RAW RECORDS =

^^^^^^^^^^^^^^^^

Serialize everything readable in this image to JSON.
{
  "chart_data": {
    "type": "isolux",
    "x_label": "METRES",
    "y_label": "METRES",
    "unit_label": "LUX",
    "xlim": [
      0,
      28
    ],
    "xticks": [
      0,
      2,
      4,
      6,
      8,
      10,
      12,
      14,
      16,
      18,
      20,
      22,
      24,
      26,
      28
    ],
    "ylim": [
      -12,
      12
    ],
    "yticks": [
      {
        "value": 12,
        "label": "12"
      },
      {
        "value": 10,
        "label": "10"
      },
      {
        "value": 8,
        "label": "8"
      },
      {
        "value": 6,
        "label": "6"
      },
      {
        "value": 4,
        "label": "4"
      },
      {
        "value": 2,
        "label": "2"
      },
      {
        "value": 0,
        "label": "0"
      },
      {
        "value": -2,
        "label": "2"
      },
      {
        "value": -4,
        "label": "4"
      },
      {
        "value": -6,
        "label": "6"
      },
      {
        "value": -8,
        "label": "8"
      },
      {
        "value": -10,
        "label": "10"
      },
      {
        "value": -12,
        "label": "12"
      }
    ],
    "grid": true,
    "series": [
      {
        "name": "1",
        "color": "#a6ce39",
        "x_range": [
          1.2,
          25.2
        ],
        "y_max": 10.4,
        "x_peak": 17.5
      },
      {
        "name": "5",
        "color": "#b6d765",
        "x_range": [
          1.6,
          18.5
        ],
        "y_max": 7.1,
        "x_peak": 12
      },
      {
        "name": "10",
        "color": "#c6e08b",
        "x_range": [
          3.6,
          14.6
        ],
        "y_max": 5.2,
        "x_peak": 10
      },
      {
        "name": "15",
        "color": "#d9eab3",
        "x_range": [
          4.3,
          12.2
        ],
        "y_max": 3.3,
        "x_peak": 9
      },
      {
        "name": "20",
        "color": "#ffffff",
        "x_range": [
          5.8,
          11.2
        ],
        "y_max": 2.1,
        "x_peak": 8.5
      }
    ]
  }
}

^^^^^^^^^^^^^^^^

PROBLEM DESCRIPTION = Go through the listing above and list every line that has the word "color".

THE OUTPUT =
        "color": "#a6ce39",
        "color": "#b6d765",
        "color": "#c6e08b",
        "color": "#d9eab3",
        "color": "#ffffff",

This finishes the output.